++++ Records for the exercise

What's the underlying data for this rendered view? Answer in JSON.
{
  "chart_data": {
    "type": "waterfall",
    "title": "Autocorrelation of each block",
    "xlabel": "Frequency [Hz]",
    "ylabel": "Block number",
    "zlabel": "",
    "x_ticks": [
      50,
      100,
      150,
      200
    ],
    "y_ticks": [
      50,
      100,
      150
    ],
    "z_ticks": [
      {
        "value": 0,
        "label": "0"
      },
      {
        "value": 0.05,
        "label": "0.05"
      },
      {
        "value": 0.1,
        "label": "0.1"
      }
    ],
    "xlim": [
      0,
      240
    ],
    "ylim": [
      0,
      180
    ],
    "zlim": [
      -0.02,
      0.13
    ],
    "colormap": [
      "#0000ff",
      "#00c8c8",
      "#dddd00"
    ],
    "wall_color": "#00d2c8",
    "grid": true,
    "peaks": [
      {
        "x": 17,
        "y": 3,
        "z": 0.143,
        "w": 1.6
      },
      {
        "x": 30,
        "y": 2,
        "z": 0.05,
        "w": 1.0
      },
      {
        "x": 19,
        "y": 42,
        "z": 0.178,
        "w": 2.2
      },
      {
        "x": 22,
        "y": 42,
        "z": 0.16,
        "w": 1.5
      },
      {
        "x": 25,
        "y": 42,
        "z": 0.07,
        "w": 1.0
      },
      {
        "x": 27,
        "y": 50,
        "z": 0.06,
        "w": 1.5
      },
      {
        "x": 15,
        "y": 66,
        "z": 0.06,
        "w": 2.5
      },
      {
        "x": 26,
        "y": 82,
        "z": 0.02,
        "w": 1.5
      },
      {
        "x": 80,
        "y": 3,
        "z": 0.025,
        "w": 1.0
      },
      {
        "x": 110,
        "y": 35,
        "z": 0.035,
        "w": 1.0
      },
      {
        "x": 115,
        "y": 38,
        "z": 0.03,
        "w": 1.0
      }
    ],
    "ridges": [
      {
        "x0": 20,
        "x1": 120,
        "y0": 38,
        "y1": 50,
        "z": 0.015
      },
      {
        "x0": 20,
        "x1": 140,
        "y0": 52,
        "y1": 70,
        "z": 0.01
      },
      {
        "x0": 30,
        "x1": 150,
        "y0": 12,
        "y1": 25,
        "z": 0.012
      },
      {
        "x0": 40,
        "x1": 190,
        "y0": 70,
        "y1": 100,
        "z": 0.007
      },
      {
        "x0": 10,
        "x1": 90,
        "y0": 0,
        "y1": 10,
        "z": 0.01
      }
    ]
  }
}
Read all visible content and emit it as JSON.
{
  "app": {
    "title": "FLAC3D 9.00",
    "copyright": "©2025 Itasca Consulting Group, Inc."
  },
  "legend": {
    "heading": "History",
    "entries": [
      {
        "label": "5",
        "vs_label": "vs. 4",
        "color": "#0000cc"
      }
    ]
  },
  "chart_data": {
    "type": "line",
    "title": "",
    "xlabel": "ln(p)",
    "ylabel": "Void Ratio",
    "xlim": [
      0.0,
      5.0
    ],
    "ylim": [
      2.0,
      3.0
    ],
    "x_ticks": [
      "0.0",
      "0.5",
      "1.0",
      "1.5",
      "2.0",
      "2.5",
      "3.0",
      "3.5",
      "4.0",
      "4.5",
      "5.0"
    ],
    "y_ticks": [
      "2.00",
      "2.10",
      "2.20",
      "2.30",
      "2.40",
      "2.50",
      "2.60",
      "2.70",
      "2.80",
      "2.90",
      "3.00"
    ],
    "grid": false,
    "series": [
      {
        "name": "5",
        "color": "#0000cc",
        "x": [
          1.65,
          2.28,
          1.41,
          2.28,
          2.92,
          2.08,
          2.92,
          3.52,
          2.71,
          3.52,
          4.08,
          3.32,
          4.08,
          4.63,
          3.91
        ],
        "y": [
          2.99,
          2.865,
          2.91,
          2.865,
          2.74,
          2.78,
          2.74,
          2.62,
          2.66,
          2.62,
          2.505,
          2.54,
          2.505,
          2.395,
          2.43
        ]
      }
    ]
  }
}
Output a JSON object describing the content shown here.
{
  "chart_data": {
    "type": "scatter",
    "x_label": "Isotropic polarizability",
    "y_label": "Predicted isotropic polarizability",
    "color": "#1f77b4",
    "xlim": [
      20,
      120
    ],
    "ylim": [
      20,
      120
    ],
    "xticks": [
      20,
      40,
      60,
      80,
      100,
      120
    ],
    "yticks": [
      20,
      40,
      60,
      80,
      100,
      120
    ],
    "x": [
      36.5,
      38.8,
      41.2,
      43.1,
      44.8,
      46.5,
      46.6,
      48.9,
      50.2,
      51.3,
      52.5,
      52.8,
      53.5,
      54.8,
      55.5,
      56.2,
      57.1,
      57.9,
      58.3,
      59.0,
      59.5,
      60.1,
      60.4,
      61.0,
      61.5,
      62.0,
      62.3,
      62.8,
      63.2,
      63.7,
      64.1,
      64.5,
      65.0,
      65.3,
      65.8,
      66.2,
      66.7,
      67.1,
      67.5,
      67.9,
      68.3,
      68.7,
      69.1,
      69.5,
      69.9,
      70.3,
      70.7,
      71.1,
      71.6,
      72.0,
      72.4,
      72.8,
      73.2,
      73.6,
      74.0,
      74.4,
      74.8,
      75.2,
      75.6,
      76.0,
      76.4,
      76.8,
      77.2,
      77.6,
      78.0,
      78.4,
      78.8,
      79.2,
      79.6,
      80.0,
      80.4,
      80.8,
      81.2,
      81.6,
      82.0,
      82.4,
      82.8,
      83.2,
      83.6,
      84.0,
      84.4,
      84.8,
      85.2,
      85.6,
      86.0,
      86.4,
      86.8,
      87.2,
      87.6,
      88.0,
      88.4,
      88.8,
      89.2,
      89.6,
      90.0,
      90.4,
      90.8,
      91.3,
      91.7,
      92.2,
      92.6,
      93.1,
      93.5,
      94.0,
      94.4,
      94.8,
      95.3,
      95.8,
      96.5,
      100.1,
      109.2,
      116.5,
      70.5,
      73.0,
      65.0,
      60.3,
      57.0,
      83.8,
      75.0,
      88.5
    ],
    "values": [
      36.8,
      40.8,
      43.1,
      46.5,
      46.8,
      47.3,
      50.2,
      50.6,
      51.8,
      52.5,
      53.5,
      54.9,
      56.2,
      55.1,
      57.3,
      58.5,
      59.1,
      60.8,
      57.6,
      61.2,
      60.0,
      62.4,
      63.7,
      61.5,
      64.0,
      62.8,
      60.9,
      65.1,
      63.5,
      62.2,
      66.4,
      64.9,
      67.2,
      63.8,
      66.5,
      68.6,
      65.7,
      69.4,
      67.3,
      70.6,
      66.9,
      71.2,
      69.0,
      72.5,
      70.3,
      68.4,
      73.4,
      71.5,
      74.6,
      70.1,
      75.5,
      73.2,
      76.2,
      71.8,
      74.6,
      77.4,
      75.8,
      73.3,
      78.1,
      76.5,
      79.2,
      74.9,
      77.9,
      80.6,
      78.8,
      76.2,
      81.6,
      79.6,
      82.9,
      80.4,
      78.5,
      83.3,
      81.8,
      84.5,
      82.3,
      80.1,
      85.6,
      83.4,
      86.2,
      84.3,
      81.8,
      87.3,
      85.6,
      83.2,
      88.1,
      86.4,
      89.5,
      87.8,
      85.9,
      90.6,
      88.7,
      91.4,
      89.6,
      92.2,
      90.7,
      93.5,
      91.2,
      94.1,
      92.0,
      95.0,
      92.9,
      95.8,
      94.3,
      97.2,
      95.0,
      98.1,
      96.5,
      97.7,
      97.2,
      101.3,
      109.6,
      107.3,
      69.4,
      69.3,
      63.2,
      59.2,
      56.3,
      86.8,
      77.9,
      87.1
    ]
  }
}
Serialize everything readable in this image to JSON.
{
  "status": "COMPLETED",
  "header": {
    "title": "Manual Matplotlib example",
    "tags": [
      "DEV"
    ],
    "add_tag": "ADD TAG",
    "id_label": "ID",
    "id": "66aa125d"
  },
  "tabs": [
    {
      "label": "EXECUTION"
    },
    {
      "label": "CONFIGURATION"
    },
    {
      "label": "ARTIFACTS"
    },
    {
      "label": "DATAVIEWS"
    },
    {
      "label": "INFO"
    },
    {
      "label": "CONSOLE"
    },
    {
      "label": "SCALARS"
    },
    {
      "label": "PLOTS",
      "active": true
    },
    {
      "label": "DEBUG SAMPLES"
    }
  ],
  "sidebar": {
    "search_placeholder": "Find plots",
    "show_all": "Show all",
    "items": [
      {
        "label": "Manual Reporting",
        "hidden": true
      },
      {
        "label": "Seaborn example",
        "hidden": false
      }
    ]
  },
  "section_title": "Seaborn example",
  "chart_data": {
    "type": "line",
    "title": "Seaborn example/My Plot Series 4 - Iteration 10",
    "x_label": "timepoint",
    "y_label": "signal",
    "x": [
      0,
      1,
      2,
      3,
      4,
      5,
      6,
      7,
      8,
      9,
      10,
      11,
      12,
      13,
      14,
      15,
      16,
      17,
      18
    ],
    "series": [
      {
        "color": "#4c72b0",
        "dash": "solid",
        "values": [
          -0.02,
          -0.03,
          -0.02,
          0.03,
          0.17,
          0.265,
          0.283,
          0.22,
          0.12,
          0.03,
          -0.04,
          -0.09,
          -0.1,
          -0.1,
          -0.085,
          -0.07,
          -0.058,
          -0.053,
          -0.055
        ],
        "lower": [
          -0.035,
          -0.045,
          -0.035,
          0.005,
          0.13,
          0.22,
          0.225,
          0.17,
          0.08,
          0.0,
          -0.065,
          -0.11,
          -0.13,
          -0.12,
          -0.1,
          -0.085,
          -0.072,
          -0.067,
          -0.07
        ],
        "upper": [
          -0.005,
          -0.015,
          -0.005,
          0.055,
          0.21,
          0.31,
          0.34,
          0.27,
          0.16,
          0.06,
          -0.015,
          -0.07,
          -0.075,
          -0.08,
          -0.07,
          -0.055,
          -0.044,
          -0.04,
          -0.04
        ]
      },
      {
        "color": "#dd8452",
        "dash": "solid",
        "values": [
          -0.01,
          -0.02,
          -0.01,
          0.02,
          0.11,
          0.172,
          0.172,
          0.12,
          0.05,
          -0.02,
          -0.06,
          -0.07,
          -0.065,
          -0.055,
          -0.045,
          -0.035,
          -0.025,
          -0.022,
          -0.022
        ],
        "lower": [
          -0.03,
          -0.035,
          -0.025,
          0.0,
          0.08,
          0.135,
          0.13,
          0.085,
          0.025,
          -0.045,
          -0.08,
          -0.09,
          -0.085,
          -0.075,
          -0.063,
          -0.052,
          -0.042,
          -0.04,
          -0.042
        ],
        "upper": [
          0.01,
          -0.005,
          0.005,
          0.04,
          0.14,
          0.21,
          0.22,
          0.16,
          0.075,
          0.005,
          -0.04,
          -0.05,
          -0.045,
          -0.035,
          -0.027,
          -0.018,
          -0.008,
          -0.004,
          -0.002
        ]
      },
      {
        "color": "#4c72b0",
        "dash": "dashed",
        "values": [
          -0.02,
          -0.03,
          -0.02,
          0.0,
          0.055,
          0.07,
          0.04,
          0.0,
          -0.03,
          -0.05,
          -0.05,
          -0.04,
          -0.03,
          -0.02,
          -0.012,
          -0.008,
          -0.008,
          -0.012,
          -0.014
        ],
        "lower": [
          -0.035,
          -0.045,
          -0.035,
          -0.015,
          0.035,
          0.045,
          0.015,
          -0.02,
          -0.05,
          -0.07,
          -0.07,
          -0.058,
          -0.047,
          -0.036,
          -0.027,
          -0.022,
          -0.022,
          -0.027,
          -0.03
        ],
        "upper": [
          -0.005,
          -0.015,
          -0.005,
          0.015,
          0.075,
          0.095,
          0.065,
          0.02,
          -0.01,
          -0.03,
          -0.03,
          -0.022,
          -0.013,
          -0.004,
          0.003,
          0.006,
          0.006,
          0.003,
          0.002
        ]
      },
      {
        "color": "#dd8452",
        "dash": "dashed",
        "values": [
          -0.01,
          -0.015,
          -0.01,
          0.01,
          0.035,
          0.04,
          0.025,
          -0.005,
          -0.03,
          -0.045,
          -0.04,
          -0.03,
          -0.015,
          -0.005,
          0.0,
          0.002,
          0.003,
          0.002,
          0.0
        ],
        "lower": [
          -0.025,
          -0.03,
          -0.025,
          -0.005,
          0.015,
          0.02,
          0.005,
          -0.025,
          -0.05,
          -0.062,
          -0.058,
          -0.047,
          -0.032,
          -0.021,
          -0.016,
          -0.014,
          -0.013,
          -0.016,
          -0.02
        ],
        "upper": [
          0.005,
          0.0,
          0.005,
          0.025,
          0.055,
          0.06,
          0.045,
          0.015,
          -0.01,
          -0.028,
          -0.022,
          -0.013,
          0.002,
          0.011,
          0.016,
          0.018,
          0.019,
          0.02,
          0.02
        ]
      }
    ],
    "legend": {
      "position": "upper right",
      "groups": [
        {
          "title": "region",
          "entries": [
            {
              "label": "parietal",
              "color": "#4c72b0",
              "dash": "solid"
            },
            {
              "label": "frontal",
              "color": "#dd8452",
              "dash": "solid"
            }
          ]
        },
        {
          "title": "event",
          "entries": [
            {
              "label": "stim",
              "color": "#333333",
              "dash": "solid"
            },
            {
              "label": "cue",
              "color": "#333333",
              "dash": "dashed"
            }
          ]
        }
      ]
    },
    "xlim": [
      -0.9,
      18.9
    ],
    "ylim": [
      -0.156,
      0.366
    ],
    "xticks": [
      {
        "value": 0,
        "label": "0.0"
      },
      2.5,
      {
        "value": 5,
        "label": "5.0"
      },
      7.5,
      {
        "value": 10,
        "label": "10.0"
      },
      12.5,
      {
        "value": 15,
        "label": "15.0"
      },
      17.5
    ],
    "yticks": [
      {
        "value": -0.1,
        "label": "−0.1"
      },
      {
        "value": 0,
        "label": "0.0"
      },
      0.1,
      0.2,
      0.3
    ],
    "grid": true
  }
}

++++++++

_Written instruction_:
Which lines of the data above contain "content"? Copy each one.

_Exercise answer_:
Read all visible content and emit it as JSON.
Output a JSON object describing the content shown here.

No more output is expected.